Data entries:
----------

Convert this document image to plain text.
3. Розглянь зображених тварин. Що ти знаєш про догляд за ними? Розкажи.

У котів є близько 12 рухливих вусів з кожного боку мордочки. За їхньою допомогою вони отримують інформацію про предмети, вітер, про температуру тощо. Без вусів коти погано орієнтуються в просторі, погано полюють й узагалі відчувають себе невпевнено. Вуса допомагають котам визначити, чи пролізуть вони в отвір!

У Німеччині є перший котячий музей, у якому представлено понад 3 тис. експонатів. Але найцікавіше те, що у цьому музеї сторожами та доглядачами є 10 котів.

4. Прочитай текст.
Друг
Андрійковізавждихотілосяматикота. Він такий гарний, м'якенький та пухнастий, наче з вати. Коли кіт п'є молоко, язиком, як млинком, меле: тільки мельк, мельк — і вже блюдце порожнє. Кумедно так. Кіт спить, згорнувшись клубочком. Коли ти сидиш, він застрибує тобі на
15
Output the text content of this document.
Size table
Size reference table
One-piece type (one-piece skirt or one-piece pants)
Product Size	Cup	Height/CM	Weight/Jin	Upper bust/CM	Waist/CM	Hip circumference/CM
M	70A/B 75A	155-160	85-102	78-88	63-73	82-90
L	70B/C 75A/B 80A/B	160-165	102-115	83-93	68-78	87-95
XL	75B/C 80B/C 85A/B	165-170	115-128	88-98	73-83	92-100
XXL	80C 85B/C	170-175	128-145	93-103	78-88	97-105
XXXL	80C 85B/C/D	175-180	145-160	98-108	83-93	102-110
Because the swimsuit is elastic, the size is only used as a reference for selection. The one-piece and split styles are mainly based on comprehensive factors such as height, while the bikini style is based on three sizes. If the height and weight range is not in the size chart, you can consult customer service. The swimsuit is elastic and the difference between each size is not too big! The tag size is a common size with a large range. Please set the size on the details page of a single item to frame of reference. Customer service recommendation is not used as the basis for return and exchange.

----------

Goal of the exercise:
From the line that contains "Output the text content of this document." down to the last line of the listing above, repeat each line exactly, and include nothing else.

Final answer:
Output the text content of this document.
Size table
Size reference table
One-piece type (one-piece skirt or one-piece pants)
Product Size	Cup	Height/CM	Weight/Jin	Upper bust/CM	Waist/CM	Hip circumference/CM
M	70A/B 75A	155-160	85-102	78-88	63-73	82-90
L	70B/C 75A/B 80A/B	160-165	102-115	83-93	68-78	87-95
XL	75B/C 80B/C 85A/B	165-170	115-128	88-98	73-83	92-100
XXL	80C 85B/C	170-175	128-145	93-103	78-88	97-105
XXXL	80C 85B/C/D	175-180	145-160	98-108	83-93	102-110
Because the swimsuit is elastic, the size is only used as a reference for selection. The one-piece and split styles are mainly based on comprehensive factors such as height, while the bikini style is based on three sizes. If the height and weight range is not in the size chart, you can consult customer service. The swimsuit is elastic and the difference between each size is not too big! The tag size is a common size with a large range. Please set the size on the details page of a single item to frame of reference. Customer service recommendation is not used as the basis for return and exchange.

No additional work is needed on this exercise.